Reproduce the material below word for word, keeping every line as it appears.

────────────────────

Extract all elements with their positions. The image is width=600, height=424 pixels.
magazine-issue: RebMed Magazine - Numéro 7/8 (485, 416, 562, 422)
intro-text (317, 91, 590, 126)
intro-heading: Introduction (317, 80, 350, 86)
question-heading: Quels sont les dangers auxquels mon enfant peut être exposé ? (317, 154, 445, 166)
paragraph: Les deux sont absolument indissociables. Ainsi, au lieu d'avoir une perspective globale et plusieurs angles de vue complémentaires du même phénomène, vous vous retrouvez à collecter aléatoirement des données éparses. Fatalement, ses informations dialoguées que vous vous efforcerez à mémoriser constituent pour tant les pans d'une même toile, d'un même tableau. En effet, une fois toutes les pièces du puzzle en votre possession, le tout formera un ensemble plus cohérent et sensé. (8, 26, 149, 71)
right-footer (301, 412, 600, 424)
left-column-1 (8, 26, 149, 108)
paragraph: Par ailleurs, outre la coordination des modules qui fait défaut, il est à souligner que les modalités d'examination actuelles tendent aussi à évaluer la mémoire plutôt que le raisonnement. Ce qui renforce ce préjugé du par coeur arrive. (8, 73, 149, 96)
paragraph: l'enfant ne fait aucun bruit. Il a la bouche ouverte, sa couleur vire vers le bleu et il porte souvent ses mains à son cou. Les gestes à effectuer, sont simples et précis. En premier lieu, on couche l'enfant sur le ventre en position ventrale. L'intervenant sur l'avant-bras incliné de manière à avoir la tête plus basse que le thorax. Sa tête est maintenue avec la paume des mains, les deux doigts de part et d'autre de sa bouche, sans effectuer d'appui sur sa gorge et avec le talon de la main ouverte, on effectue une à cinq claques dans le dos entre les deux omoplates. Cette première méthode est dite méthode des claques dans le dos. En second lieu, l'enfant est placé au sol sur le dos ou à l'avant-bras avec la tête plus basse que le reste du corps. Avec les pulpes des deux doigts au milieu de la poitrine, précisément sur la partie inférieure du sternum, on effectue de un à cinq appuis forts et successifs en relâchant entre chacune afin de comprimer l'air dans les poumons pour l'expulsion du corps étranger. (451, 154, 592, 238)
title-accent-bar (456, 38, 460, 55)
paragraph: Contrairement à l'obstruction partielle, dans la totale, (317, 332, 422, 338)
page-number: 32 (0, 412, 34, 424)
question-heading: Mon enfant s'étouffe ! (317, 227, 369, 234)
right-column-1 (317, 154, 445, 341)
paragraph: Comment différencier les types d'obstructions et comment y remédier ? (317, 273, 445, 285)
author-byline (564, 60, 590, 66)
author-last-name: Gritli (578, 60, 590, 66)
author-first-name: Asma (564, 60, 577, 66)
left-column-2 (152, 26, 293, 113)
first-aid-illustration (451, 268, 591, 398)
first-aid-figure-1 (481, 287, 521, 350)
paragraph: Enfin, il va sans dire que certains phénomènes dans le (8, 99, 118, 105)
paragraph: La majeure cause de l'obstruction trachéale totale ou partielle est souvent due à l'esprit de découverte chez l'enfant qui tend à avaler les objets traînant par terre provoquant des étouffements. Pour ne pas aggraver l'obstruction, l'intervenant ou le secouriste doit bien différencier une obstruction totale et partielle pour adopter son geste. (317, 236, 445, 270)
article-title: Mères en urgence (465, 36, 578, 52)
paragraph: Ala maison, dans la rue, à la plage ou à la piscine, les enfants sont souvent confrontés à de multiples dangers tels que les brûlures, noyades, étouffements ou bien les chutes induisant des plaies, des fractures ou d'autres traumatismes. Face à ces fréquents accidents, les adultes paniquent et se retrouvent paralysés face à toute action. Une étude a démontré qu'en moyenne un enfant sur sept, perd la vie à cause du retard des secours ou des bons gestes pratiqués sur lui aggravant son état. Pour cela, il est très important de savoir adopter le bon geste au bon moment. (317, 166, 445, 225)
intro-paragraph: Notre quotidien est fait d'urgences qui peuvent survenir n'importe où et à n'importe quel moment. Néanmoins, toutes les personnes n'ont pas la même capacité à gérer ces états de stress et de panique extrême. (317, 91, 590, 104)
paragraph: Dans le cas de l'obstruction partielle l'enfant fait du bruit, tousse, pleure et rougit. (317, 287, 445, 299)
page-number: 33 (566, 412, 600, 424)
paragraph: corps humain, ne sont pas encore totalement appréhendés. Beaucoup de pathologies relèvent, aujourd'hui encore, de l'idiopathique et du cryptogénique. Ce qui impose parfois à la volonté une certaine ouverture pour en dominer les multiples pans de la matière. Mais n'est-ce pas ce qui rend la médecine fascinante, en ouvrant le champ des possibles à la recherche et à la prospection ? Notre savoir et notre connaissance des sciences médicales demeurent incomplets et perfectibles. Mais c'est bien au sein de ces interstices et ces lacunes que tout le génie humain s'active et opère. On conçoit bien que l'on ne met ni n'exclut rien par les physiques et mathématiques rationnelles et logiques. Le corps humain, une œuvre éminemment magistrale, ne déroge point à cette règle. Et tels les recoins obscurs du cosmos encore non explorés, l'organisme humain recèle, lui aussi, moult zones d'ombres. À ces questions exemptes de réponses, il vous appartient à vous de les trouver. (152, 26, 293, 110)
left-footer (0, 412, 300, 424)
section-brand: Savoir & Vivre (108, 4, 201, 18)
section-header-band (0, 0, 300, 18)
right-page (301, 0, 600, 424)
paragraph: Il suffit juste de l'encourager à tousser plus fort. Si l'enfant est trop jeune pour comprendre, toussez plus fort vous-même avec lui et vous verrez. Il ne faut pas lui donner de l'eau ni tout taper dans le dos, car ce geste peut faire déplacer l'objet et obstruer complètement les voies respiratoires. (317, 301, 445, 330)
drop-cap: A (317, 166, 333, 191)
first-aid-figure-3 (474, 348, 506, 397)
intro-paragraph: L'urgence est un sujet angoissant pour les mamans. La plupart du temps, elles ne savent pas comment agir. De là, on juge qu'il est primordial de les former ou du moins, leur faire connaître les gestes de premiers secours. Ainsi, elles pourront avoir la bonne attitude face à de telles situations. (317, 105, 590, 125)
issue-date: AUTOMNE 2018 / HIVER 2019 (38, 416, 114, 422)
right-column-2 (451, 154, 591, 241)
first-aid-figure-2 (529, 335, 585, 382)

────────────────────

## [Answer]
Extract all elements with their positions. The image is width=600, height=424 pixels.
magazine-issue: RebMed Magazine - Numéro 7/8 (485, 416, 562, 422)
intro-text (317, 91, 590, 126)
intro-heading: Introduction (317, 80, 350, 86)
question-heading: Quels sont les dangers auxquels mon enfant peut être exposé ? (317, 154, 445, 166)
paragraph: Les deux sont absolument indissociables. Ainsi, au lieu d'avoir une perspective globale et plusieurs angles de vue complémentaires du même phénomène, vous vous retrouvez à collecter aléatoirement des données éparses. Fatalement, ses informations dialoguées que vous vous efforcerez à mémoriser constituent pour tant les pans d'une même toile, d'un même tableau. En effet, une fois toutes les pièces du puzzle en votre possession, le tout formera un ensemble plus cohérent et sensé. (8, 26, 149, 71)
right-footer (301, 412, 600, 424)
left-column-1 (8, 26, 149, 108)
paragraph: Par ailleurs, outre la coordination des modules qui fait défaut, il est à souligner que les modalités d'examination actuelles tendent aussi à évaluer la mémoire plutôt que le raisonnement. Ce qui renforce ce préjugé du par coeur arrive. (8, 73, 149, 96)
paragraph: l'enfant ne fait aucun bruit. Il a la bouche ouverte, sa couleur vire vers le bleu et il porte souvent ses mains à son cou. Les gestes à effectuer, sont simples et précis. En premier lieu, on couche l'enfant sur le ventre en position ventrale. L'intervenant sur l'avant-bras incliné de manière à avoir la tête plus basse que le thorax. Sa tête est maintenue avec la paume des mains, les deux doigts de part et d'autre de sa bouche, sans effectuer d'appui sur sa gorge et avec le talon de la main ouverte, on effectue une à cinq claques dans le dos entre les deux omoplates. Cette première méthode est dite méthode des claques dans le dos. En second lieu, l'enfant est placé au sol sur le dos ou à l'avant-bras avec la tête plus basse que le reste du corps. Avec les pulpes des deux doigts au milieu de la poitrine, précisément sur la partie inférieure du sternum, on effectue de un à cinq appuis forts et successifs en relâchant entre chacune afin de comprimer l'air dans les poumons pour l'expulsion du corps étranger. (451, 154, 592, 238)
title-accent-bar (456, 38, 460, 55)
paragraph: Contrairement à l'obstruction partielle, dans la totale, (317, 332, 422, 338)
page-number: 32 (0, 412, 34, 424)
question-heading: Mon enfant s'étouffe ! (317, 227, 369, 234)
right-column-1 (317, 154, 445, 341)
paragraph: Comment différencier les types d'obstructions et comment y remédier ? (317, 273, 445, 285)
author-byline (564, 60, 590, 66)
author-last-name: Gritli (578, 60, 590, 66)
author-first-name: Asma (564, 60, 577, 66)
left-column-2 (152, 26, 293, 113)
first-aid-illustration (451, 268, 591, 398)
first-aid-figure-1 (481, 287, 521, 350)
paragraph: Enfin, il va sans dire que certains phénomènes dans le (8, 99, 118, 105)
paragraph: La majeure cause de l'obstruction trachéale totale ou partielle est souvent due à l'esprit de découverte chez l'enfant qui tend à avaler les objets traînant par terre provoquant des étouffements. Pour ne pas aggraver l'obstruction, l'intervenant ou le secouriste doit bien différencier une obstruction totale et partielle pour adopter son geste. (317, 236, 445, 270)
article-title: Mères en urgence (465, 36, 578, 52)
paragraph: Ala maison, dans la rue, à la plage ou à la piscine, les enfants sont souvent confrontés à de multiples dangers tels que les brûlures, noyades, étouffements ou bien les chutes induisant des plaies, des fractures ou d'autres traumatismes. Face à ces fréquents accidents, les adultes paniquent et se retrouvent paralysés face à toute action. Une étude a démontré qu'en moyenne un enfant sur sept, perd la vie à cause du retard des secours ou des bons gestes pratiqués sur lui aggravant son état. Pour cela, il est très important de savoir adopter le bon geste au bon moment. (317, 166, 445, 225)
intro-paragraph: Notre quotidien est fait d'urgences qui peuvent survenir n'importe où et à n'importe quel moment. Néanmoins, toutes les personnes n'ont pas la même capacité à gérer ces états de stress et de panique extrême. (317, 91, 590, 104)
paragraph: Dans le cas de l'obstruction partielle l'enfant fait du bruit, tousse, pleure et rougit. (317, 287, 445, 299)
page-number: 33 (566, 412, 600, 424)
paragraph: corps humain, ne sont pas encore totalement appréhendés. Beaucoup de pathologies relèvent, aujourd'hui encore, de l'idiopathique et du cryptogénique. Ce qui impose parfois à la volonté une certaine ouverture pour en dominer les multiples pans de la matière. Mais n'est-ce pas ce qui rend la médecine fascinante, en ouvrant le champ des possibles à la recherche et à la prospection ? Notre savoir et notre connaissance des sciences médicales demeurent incomplets et perfectibles. Mais c'est bien au sein de ces interstices et ces lacunes que tout le génie humain s'active et opère. On conçoit bien que l'on ne met ni n'exclut rien par les physiques et mathématiques rationnelles et logiques. Le corps humain, une œuvre éminemment magistrale, ne déroge point à cette règle. Et tels les recoins obscurs du cosmos encore non explorés, l'organisme humain recèle, lui aussi, moult zones d'ombres. À ces questions exemptes de réponses, il vous appartient à vous de les trouver. (152, 26, 293, 110)
left-footer (0, 412, 300, 424)
section-brand: Savoir & Vivre (108, 4, 201, 18)
section-header-band (0, 0, 300, 18)
right-page (301, 0, 600, 424)
paragraph: Il suffit juste de l'encourager à tousser plus fort. Si l'enfant est trop jeune pour comprendre, toussez plus fort vous-même avec lui et vous verrez. Il ne faut pas lui donner de l'eau ni tout taper dans le dos, car ce geste peut faire déplacer l'objet et obstruer complètement les voies respiratoires. (317, 301, 445, 330)
drop-cap: A (317, 166, 333, 191)
first-aid-figure-3 (474, 348, 506, 397)
intro-paragraph: L'urgence est un sujet angoissant pour les mamans. La plupart du temps, elles ne savent pas comment agir. De là, on juge qu'il est primordial de les former ou du moins, leur faire connaître les gestes de premiers secours. Ainsi, elles pourront avoir la bonne attitude face à de telles situations. (317, 105, 590, 125)
issue-date: AUTOMNE 2018 / HIVER 2019 (38, 416, 114, 422)
right-column-2 (451, 154, 591, 241)
first-aid-figure-2 (529, 335, 585, 382)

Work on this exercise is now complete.